◆ Exercise aim ◆
Leave out the pictures; transcribe all else exactly.

◆ Recorded data ◆

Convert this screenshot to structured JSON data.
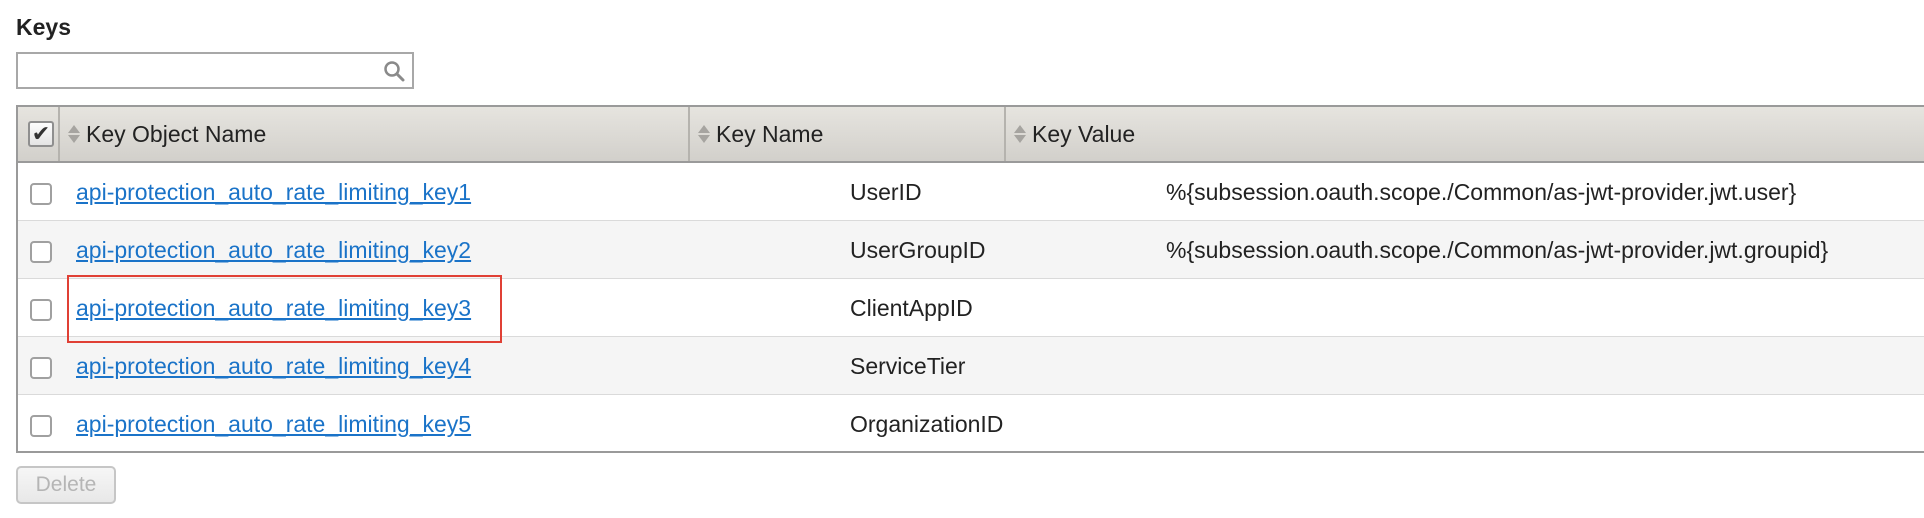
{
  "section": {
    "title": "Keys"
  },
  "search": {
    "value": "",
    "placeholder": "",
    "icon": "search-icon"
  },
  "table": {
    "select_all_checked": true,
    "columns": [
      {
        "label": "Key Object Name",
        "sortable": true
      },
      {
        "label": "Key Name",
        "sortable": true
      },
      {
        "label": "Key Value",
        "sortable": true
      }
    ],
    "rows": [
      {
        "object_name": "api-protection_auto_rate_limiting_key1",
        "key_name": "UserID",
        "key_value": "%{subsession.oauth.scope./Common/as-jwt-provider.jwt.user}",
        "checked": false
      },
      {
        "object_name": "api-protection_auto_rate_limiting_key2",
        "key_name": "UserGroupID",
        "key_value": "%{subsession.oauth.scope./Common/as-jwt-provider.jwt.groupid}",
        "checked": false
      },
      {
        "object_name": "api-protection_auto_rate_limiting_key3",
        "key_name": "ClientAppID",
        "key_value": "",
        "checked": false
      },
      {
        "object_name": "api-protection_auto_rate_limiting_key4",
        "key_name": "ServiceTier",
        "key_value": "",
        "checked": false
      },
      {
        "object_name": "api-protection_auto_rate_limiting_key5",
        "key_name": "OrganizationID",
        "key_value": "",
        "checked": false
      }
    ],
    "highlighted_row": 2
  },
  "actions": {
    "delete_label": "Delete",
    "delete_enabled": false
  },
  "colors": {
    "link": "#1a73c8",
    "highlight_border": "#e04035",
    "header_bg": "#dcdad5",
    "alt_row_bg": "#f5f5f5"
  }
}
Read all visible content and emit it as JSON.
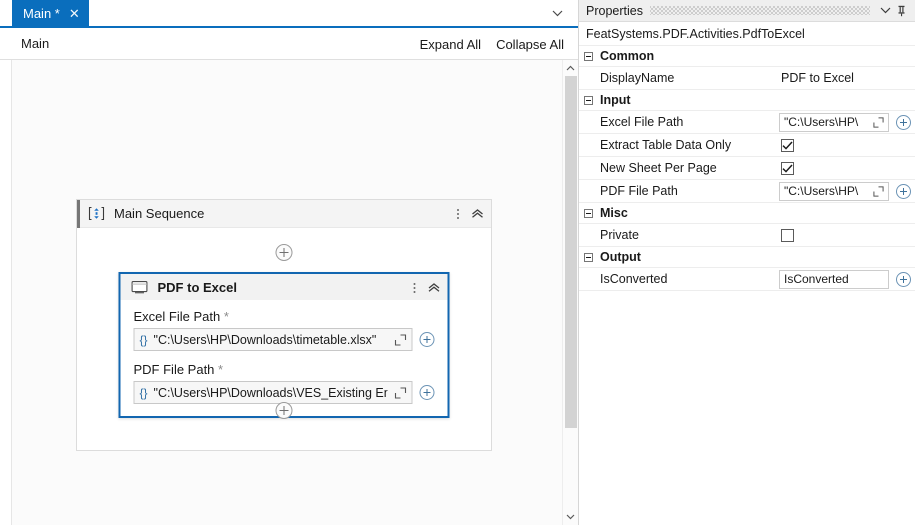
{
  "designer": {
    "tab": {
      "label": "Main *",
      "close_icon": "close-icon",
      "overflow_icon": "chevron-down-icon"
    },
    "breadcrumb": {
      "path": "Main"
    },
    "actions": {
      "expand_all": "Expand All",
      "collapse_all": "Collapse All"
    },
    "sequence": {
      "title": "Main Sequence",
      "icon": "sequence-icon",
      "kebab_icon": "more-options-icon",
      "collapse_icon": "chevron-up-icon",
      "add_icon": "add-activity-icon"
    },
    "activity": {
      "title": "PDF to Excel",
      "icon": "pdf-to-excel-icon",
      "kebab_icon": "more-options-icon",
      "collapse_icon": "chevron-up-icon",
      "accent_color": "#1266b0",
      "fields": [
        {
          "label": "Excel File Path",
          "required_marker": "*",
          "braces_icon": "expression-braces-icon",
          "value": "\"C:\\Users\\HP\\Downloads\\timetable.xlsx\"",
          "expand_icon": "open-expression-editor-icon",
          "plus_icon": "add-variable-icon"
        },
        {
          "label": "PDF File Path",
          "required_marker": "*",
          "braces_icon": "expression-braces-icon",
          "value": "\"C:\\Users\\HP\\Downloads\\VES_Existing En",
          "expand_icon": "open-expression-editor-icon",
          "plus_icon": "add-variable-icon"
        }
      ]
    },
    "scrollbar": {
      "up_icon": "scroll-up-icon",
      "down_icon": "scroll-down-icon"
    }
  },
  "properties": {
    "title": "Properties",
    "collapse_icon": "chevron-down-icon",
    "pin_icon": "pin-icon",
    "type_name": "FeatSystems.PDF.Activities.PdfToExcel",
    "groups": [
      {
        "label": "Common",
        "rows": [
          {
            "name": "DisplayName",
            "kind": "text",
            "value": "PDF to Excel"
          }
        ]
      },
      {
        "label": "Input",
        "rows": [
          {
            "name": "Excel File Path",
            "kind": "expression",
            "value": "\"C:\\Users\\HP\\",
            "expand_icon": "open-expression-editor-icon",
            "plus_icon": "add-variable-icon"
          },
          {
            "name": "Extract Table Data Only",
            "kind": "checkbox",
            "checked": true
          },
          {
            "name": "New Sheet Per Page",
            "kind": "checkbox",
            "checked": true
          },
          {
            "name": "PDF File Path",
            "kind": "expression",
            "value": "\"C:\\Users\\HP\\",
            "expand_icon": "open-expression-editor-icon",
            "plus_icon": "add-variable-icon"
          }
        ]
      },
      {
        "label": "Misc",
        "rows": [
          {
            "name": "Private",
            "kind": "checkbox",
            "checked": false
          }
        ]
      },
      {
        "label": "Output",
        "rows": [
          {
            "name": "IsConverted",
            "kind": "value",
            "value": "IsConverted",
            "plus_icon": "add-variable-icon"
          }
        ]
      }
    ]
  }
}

◆ Complete answer ◆
Convert this screenshot to structured JSON data.
{
  "section": {
    "title": "Keys"
  },
  "search": {
    "value": "",
    "placeholder": "",
    "icon": "search-icon"
  },
  "table": {
    "select_all_checked": true,
    "columns": [
      {
        "label": "Key Object Name",
        "sortable": true
      },
      {
        "label": "Key Name",
        "sortable": true
      },
      {
        "label": "Key Value",
        "sortable": true
      }
    ],
    "rows": [
      {
        "object_name": "api-protection_auto_rate_limiting_key1",
        "key_name": "UserID",
        "key_value": "%{subsession.oauth.scope./Common/as-jwt-provider.jwt.user}",
        "checked": false
      },
      {
        "object_name": "api-protection_auto_rate_limiting_key2",
        "key_name": "UserGroupID",
        "key_value": "%{subsession.oauth.scope./Common/as-jwt-provider.jwt.groupid}",
        "checked": false
      },
      {
        "object_name": "api-protection_auto_rate_limiting_key3",
        "key_name": "ClientAppID",
        "key_value": "",
        "checked": false
      },
      {
        "object_name": "api-protection_auto_rate_limiting_key4",
        "key_name": "ServiceTier",
        "key_value": "",
        "checked": false
      },
      {
        "object_name": "api-protection_auto_rate_limiting_key5",
        "key_name": "OrganizationID",
        "key_value": "",
        "checked": false
      }
    ],
    "highlighted_row": 2
  },
  "actions": {
    "delete_label": "Delete",
    "delete_enabled": false
  },
  "colors": {
    "link": "#1a73c8",
    "highlight_border": "#e04035",
    "header_bg": "#dcdad5",
    "alt_row_bg": "#f5f5f5"
  }
}
Read all visible content and emit it as JSON.
{
  "designer": {
    "tab": {
      "label": "Main *",
      "close_icon": "close-icon",
      "overflow_icon": "chevron-down-icon"
    },
    "breadcrumb": {
      "path": "Main"
    },
    "actions": {
      "expand_all": "Expand All",
      "collapse_all": "Collapse All"
    },
    "sequence": {
      "title": "Main Sequence",
      "icon": "sequence-icon",
      "kebab_icon": "more-options-icon",
      "collapse_icon": "chevron-up-icon",
      "add_icon": "add-activity-icon"
    },
    "activity": {
      "title": "PDF to Excel",
      "icon": "pdf-to-excel-icon",
      "kebab_icon": "more-options-icon",
      "collapse_icon": "chevron-up-icon",
      "accent_color": "#1266b0",
      "fields": [
        {
          "label": "Excel File Path",
          "required_marker": "*",
          "braces_icon": "expression-braces-icon",
          "value": "\"C:\\Users\\HP\\Downloads\\timetable.xlsx\"",
          "expand_icon": "open-expression-editor-icon",
          "plus_icon": "add-variable-icon"
        },
        {
          "label": "PDF File Path",
          "required_marker": "*",
          "braces_icon": "expression-braces-icon",
          "value": "\"C:\\Users\\HP\\Downloads\\VES_Existing En",
          "expand_icon": "open-expression-editor-icon",
          "plus_icon": "add-variable-icon"
        }
      ]
    },
    "scrollbar": {
      "up_icon": "scroll-up-icon",
      "down_icon": "scroll-down-icon"
    }
  },
  "properties": {
    "title": "Properties",
    "collapse_icon": "chevron-down-icon",
    "pin_icon": "pin-icon",
    "type_name": "FeatSystems.PDF.Activities.PdfToExcel",
    "groups": [
      {
        "label": "Common",
        "rows": [
          {
            "name": "DisplayName",
            "kind": "text",
            "value": "PDF to Excel"
          }
        ]
      },
      {
        "label": "Input",
        "rows": [
          {
            "name": "Excel File Path",
            "kind": "expression",
            "value": "\"C:\\Users\\HP\\",
            "expand_icon": "open-expression-editor-icon",
            "plus_icon": "add-variable-icon"
          },
          {
            "name": "Extract Table Data Only",
            "kind": "checkbox",
            "checked": true
          },
          {
            "name": "New Sheet Per Page",
            "kind": "checkbox",
            "checked": true
          },
          {
            "name": "PDF File Path",
            "kind": "expression",
            "value": "\"C:\\Users\\HP\\",
            "expand_icon": "open-expression-editor-icon",
            "plus_icon": "add-variable-icon"
          }
        ]
      },
      {
        "label": "Misc",
        "rows": [
          {
            "name": "Private",
            "kind": "checkbox",
            "checked": false
          }
        ]
      },
      {
        "label": "Output",
        "rows": [
          {
            "name": "IsConverted",
            "kind": "value",
            "value": "IsConverted",
            "plus_icon": "add-variable-icon"
          }
        ]
      }
    ]
  }
}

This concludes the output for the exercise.